▶ **TASK MATERIAL**:
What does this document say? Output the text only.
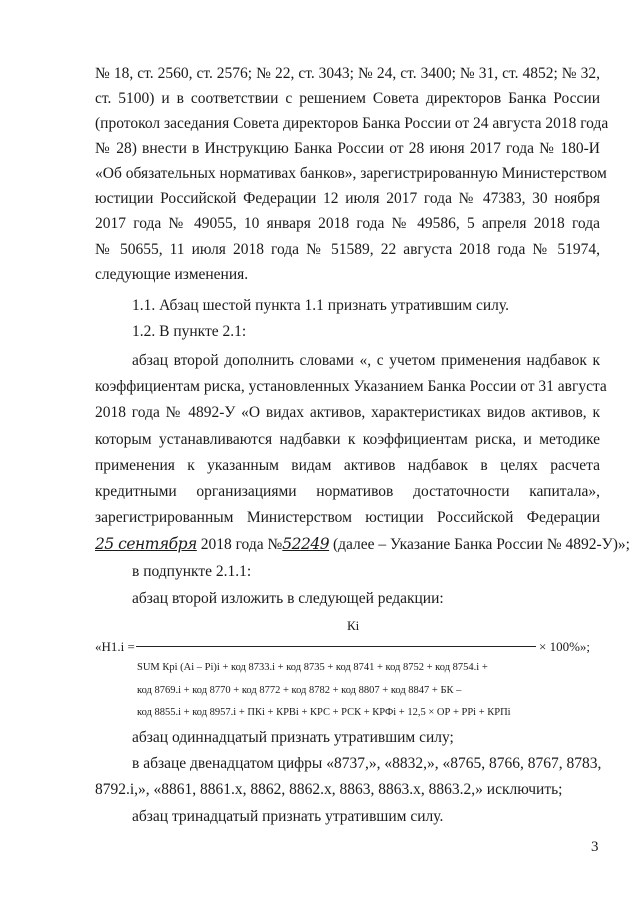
№ 18, ст. 2560, ст. 2576; № 22, ст. 3043; № 24, ст. 3400; № 31, ст. 4852; № 32,
ст. 5100) и в соответствии с решением Совета директоров Банка России
(протокол заседания Совета директоров Банка России от 24 августа 2018 года
№ 28) внести в Инструкцию Банка России от 28 июня 2017 года № 180-И
«Об обязательных нормативах банков», зарегистрированную Министерством
юстиции Российской Федерации 12 июля 2017 года № 47383, 30 ноября
2017 года № 49055, 10 января 2018 года № 49586, 5 апреля 2018 года
№ 50655, 11 июля 2018 года № 51589, 22 августа 2018 года № 51974,
следующие изменения.
1.1. Абзац шестой пункта 1.1 признать утратившим силу.
1.2. В пункте 2.1:
абзац второй дополнить словами «, с учетом применения надбавок к
коэффициентам риска, установленных Указанием Банка России от 31 августа
2018 года № 4892-У «О видах активов, характеристиках видов активов, к
которым устанавливаются надбавки к коэффициентам риска, и методике
применения к указанным видам активов надбавок в целях расчета
кредитными организациями нормативов достаточности капитала»,
зарегистрированным Министерством юстиции Российской Федерации
25 сентября 2018 года №52249 (далее – Указание Банка России № 4892-У)»;
в подпункте 2.1.1:
абзац второй изложить в следующей редакции:
Кi
«Н1.i =	× 100%»;
SUM Крi (Аi – Рi)i + код 8733.i + код 8735 + код 8741 + код 8752 + код 8754.i +
код 8769.i + код 8770 + код 8772 + код 8782 + код 8807 + код 8847 + БК –
код 8855.i + код 8957.i + ПКi + КРВi + КРС + РСК + КРФi + 12,5 × ОР + РРi + КРПi
абзац одиннадцатый признать утратившим силу;
в абзаце двенадцатом цифры «8737,», «8832,», «8765, 8766, 8767, 8783,
8792.i,», «8861, 8861.x, 8862, 8862.x, 8863, 8863.x, 8863.2,» исключить;
абзац тринадцатый признать утратившим силу.
3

▶ **TASK STATEMENT**: Your task is to transcribe all of the records precisely, with no images included.

▶ **SOLUTION FOR THIS EXERCISE**:
What does this document say? Output the text only.
№ 18, ст. 2560, ст. 2576; № 22, ст. 3043; № 24, ст. 3400; № 31, ст. 4852; № 32,
ст. 5100) и в соответствии с решением Совета директоров Банка России
(протокол заседания Совета директоров Банка России от 24 августа 2018 года
№ 28) внести в Инструкцию Банка России от 28 июня 2017 года № 180-И
«Об обязательных нормативах банков», зарегистрированную Министерством
юстиции Российской Федерации 12 июля 2017 года № 47383, 30 ноября
2017 года № 49055, 10 января 2018 года № 49586, 5 апреля 2018 года
№ 50655, 11 июля 2018 года № 51589, 22 августа 2018 года № 51974,
следующие изменения.
1.1. Абзац шестой пункта 1.1 признать утратившим силу.
1.2. В пункте 2.1:
абзац второй дополнить словами «, с учетом применения надбавок к
коэффициентам риска, установленных Указанием Банка России от 31 августа
2018 года № 4892-У «О видах активов, характеристиках видов активов, к
которым устанавливаются надбавки к коэффициентам риска, и методике
применения к указанным видам активов надбавок в целях расчета
кредитными организациями нормативов достаточности капитала»,
зарегистрированным Министерством юстиции Российской Федерации
25 сентября 2018 года №52249 (далее – Указание Банка России № 4892-У)»;
в подпункте 2.1.1:
абзац второй изложить в следующей редакции:
Кi
«Н1.i =	× 100%»;
SUM Крi (Аi – Рi)i + код 8733.i + код 8735 + код 8741 + код 8752 + код 8754.i +
код 8769.i + код 8770 + код 8772 + код 8782 + код 8807 + код 8847 + БК –
код 8855.i + код 8957.i + ПКi + КРВi + КРС + РСК + КРФi + 12,5 × ОР + РРi + КРПi
абзац одиннадцатый признать утратившим силу;
в абзаце двенадцатом цифры «8737,», «8832,», «8765, 8766, 8767, 8783,
8792.i,», «8861, 8861.x, 8862, 8862.x, 8863, 8863.x, 8863.2,» исключить;
абзац тринадцатый признать утратившим силу.
3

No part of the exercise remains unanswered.